[Data excerpts]
++++++
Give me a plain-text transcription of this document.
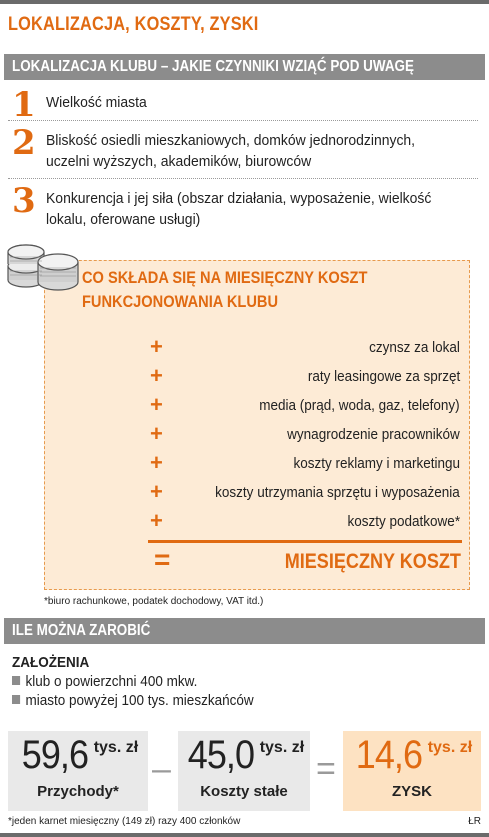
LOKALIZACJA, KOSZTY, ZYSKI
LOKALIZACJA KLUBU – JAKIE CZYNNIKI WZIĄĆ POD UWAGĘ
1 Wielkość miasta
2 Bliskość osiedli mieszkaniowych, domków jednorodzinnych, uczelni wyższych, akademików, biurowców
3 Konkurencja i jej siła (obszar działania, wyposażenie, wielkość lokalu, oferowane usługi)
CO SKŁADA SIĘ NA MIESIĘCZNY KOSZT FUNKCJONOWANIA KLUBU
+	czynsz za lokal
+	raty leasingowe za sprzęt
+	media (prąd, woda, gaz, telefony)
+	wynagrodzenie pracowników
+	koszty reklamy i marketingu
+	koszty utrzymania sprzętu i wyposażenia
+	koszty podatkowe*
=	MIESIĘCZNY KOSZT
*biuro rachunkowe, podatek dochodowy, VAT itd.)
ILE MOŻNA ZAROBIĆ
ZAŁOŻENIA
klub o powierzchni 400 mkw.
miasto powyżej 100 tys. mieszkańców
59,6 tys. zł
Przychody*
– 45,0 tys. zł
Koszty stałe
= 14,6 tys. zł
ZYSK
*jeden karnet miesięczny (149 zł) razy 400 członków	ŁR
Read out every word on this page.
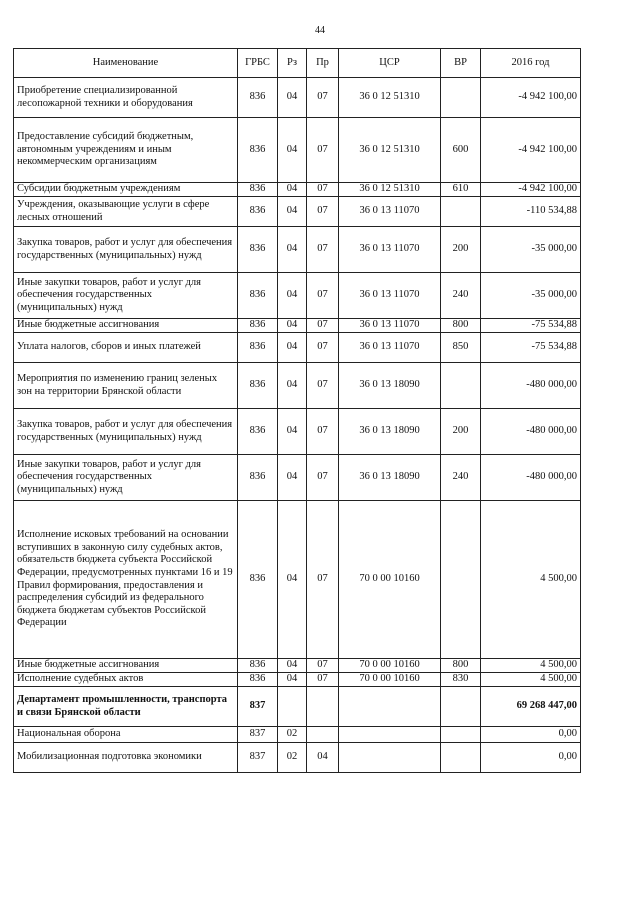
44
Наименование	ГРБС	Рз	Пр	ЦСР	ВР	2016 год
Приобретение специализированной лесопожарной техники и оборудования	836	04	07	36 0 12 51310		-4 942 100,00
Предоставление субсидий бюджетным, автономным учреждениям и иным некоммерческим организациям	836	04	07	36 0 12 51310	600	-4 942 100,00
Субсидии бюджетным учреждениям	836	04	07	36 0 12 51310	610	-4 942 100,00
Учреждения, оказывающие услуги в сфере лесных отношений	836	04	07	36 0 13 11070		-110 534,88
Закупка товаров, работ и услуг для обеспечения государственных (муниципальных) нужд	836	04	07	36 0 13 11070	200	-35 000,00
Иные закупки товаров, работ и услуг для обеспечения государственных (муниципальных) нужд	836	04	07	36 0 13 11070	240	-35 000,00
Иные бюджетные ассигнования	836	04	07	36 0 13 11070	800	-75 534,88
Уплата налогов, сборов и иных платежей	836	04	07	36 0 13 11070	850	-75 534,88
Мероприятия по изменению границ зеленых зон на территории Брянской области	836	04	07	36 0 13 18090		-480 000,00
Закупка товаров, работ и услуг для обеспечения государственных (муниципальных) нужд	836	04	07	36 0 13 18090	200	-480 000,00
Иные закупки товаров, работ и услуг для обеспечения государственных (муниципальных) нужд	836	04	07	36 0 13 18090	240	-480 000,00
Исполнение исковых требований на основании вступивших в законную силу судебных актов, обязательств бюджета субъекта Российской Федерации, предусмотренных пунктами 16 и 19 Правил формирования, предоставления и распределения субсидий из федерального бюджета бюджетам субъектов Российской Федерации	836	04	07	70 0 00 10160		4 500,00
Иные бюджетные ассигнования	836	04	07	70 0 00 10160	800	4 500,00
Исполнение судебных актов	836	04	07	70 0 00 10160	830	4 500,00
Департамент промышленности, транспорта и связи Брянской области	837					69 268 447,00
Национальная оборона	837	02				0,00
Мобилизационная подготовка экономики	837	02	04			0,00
++++++
Task details: Transcribe all the records above word for word, without their images.

Exercise response:
Give me a plain-text transcription of this document.
LOKALIZACJA, KOSZTY, ZYSKI
LOKALIZACJA KLUBU – JAKIE CZYNNIKI WZIĄĆ POD UWAGĘ
1 Wielkość miasta
2 Bliskość osiedli mieszkaniowych, domków jednorodzinnych, uczelni wyższych, akademików, biurowców
3 Konkurencja i jej siła (obszar działania, wyposażenie, wielkość lokalu, oferowane usługi)
CO SKŁADA SIĘ NA MIESIĘCZNY KOSZT FUNKCJONOWANIA KLUBU
+	czynsz za lokal
+	raty leasingowe za sprzęt
+	media (prąd, woda, gaz, telefony)
+	wynagrodzenie pracowników
+	koszty reklamy i marketingu
+	koszty utrzymania sprzętu i wyposażenia
+	koszty podatkowe*
=	MIESIĘCZNY KOSZT
*biuro rachunkowe, podatek dochodowy, VAT itd.)
ILE MOŻNA ZAROBIĆ
ZAŁOŻENIA
klub o powierzchni 400 mkw.
miasto powyżej 100 tys. mieszkańców
59,6 tys. zł
Przychody*
– 45,0 tys. zł
Koszty stałe
= 14,6 tys. zł
ZYSK
*jeden karnet miesięczny (149 zł) razy 400 członków	ŁR
Read out every word on this page.
44
Наименование	ГРБС	Рз	Пр	ЦСР	ВР	2016 год
Приобретение специализированной лесопожарной техники и оборудования	836	04	07	36 0 12 51310		-4 942 100,00
Предоставление субсидий бюджетным, автономным учреждениям и иным некоммерческим организациям	836	04	07	36 0 12 51310	600	-4 942 100,00
Субсидии бюджетным учреждениям	836	04	07	36 0 12 51310	610	-4 942 100,00
Учреждения, оказывающие услуги в сфере лесных отношений	836	04	07	36 0 13 11070		-110 534,88
Закупка товаров, работ и услуг для обеспечения государственных (муниципальных) нужд	836	04	07	36 0 13 11070	200	-35 000,00
Иные закупки товаров, работ и услуг для обеспечения государственных (муниципальных) нужд	836	04	07	36 0 13 11070	240	-35 000,00
Иные бюджетные ассигнования	836	04	07	36 0 13 11070	800	-75 534,88
Уплата налогов, сборов и иных платежей	836	04	07	36 0 13 11070	850	-75 534,88
Мероприятия по изменению границ зеленых зон на территории Брянской области	836	04	07	36 0 13 18090		-480 000,00
Закупка товаров, работ и услуг для обеспечения государственных (муниципальных) нужд	836	04	07	36 0 13 18090	200	-480 000,00
Иные закупки товаров, работ и услуг для обеспечения государственных (муниципальных) нужд	836	04	07	36 0 13 18090	240	-480 000,00
Исполнение исковых требований на основании вступивших в законную силу судебных актов, обязательств бюджета субъекта Российской Федерации, предусмотренных пунктами 16 и 19 Правил формирования, предоставления и распределения субсидий из федерального бюджета бюджетам субъектов Российской Федерации	836	04	07	70 0 00 10160		4 500,00
Иные бюджетные ассигнования	836	04	07	70 0 00 10160	800	4 500,00
Исполнение судебных актов	836	04	07	70 0 00 10160	830	4 500,00
Департамент промышленности, транспорта и связи Брянской области	837					69 268 447,00
Национальная оборона	837	02				0,00
Мобилизационная подготовка экономики	837	02	04			0,00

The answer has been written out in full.